What you need to do — Find the string "内销延续下滑" in the records. Copy every line it appears in.

________________

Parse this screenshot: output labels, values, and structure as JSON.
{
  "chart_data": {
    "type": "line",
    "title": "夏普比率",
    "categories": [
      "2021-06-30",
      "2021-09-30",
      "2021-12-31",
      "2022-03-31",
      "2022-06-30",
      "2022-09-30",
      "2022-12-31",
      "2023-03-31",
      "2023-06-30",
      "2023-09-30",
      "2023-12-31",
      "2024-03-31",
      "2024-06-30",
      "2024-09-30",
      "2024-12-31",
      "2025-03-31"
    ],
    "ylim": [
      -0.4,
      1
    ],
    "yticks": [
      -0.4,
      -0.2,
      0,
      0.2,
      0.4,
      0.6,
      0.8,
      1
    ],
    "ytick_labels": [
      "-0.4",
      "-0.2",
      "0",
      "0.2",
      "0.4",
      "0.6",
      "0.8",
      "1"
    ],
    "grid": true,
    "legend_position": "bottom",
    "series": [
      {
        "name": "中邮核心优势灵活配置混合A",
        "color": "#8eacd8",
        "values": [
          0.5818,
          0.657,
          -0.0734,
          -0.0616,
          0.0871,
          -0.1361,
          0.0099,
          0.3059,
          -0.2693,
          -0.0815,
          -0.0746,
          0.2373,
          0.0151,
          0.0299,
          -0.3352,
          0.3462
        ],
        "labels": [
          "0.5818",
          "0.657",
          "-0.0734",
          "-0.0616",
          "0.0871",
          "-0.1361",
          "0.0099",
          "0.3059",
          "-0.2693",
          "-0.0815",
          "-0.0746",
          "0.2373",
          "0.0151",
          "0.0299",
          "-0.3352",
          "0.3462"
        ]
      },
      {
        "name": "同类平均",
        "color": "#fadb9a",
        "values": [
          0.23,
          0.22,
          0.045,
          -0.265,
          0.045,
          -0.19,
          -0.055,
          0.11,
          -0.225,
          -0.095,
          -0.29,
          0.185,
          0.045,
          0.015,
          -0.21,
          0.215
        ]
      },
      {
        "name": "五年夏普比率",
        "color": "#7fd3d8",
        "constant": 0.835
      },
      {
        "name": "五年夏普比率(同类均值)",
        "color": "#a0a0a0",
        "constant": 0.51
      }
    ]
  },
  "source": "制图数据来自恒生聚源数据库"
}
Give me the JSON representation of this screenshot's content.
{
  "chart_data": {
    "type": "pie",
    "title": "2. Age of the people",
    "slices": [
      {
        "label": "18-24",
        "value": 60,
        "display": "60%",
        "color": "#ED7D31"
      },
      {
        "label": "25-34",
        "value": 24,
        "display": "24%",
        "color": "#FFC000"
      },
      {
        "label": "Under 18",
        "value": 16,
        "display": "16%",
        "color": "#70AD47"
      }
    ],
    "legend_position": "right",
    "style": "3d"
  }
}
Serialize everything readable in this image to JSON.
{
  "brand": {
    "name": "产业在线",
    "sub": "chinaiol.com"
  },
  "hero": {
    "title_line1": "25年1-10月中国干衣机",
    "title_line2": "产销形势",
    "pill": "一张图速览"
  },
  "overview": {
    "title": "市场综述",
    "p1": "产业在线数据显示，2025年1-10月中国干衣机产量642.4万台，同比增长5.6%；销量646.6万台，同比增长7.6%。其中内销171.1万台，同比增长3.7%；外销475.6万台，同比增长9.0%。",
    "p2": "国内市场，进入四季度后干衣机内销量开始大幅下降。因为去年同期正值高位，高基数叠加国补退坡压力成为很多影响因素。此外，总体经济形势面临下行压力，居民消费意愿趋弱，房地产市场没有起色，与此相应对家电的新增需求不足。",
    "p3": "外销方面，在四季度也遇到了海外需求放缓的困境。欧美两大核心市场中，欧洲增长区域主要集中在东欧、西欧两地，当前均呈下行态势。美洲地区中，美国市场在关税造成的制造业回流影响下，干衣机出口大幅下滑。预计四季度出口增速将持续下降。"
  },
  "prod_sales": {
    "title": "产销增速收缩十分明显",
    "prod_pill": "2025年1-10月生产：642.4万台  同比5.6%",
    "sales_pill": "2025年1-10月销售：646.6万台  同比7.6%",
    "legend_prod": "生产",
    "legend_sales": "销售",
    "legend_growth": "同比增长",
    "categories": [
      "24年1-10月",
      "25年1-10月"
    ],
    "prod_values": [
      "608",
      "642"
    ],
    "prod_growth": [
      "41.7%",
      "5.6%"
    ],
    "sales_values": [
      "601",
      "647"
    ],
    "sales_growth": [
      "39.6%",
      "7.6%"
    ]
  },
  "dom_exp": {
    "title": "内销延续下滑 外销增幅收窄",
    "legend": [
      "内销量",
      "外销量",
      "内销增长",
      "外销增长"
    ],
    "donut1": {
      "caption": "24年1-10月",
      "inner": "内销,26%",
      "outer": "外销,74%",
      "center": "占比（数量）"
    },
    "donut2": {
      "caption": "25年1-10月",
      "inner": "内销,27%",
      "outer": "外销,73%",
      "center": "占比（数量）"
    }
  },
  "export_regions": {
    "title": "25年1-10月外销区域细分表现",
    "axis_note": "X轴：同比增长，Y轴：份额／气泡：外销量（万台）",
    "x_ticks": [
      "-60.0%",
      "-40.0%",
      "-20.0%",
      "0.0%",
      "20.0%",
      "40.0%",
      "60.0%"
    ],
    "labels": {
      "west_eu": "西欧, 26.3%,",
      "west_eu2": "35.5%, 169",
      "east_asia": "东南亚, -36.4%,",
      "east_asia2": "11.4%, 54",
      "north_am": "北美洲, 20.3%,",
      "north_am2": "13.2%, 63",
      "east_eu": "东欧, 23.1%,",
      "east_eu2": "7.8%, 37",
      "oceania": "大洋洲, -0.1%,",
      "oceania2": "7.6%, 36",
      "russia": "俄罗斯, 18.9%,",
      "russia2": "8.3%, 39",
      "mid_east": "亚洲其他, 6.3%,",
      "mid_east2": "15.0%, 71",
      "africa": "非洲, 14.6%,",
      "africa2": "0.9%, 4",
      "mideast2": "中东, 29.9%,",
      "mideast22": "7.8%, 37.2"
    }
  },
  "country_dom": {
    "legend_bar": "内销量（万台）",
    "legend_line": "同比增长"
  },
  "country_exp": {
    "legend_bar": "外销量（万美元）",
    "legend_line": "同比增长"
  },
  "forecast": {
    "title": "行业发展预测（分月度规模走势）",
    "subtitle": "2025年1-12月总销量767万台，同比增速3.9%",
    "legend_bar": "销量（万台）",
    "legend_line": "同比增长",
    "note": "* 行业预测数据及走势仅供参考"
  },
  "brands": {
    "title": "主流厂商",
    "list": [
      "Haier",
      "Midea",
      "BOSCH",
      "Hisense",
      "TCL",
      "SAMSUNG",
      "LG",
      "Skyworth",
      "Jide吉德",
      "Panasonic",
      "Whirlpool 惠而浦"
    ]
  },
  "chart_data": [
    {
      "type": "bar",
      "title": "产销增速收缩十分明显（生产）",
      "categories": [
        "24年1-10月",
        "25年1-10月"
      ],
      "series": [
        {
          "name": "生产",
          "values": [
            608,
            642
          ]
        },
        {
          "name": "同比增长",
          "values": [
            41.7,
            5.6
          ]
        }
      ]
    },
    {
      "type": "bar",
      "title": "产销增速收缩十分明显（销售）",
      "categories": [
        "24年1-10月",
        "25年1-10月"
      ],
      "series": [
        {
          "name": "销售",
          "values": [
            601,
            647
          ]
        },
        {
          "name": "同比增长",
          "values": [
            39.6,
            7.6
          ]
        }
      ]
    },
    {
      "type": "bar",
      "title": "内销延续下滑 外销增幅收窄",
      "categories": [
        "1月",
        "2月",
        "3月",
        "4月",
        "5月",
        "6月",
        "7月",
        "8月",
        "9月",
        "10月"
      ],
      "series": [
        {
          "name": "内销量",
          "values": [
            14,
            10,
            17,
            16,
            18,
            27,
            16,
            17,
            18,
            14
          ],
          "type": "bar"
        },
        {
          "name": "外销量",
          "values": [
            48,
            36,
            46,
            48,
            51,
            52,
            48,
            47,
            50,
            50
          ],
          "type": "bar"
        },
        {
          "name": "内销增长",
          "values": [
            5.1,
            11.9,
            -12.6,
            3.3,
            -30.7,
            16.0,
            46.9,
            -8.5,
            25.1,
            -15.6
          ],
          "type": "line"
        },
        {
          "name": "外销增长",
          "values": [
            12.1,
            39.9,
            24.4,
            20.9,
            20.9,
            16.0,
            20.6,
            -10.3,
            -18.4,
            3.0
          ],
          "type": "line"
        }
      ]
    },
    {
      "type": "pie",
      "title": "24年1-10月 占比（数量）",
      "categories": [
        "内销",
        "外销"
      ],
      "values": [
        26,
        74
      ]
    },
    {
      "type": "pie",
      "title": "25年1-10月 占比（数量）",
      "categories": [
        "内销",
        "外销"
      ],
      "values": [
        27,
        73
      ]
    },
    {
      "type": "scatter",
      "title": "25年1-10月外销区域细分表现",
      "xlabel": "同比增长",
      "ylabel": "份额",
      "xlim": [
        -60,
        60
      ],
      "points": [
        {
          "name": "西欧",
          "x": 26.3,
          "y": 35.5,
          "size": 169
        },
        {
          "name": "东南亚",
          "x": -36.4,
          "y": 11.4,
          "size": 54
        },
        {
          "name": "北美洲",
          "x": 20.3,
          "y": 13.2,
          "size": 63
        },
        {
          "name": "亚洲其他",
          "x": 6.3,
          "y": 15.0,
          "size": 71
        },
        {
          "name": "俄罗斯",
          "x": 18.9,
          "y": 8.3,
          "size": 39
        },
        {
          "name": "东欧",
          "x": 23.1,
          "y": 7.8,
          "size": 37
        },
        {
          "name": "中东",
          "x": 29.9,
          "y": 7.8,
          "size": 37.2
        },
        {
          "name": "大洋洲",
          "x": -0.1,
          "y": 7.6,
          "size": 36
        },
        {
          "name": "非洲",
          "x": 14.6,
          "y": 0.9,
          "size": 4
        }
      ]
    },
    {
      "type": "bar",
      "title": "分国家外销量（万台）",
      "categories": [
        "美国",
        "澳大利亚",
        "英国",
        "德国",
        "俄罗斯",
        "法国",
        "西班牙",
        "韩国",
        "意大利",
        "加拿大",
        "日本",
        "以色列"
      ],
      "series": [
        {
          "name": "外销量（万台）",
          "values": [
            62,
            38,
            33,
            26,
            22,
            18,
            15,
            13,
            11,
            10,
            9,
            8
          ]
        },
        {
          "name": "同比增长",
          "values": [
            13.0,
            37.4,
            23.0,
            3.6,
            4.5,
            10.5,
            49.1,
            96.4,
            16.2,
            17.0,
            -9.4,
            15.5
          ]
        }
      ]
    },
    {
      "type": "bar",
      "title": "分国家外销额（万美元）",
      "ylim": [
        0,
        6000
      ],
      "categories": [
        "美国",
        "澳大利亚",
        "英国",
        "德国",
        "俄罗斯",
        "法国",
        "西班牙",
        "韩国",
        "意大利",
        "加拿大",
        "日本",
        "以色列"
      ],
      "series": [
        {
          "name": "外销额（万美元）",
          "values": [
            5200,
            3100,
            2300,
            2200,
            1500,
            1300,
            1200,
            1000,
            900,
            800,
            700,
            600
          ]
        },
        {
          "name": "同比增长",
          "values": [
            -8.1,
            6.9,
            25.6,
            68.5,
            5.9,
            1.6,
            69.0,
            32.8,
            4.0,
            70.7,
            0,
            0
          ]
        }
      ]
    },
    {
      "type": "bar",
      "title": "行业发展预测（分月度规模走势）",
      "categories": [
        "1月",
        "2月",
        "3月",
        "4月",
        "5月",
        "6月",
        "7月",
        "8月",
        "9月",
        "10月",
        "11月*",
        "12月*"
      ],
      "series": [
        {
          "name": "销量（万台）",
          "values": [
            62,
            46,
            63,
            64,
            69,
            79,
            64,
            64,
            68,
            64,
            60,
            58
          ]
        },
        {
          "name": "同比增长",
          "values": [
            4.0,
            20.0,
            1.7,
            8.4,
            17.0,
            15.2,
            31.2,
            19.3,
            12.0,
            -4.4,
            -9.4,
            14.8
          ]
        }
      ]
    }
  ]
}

________________

Output of the task —
    "title": "内销延续下滑 外销增幅收窄",
      "title": "内销延续下滑 外销增幅收窄",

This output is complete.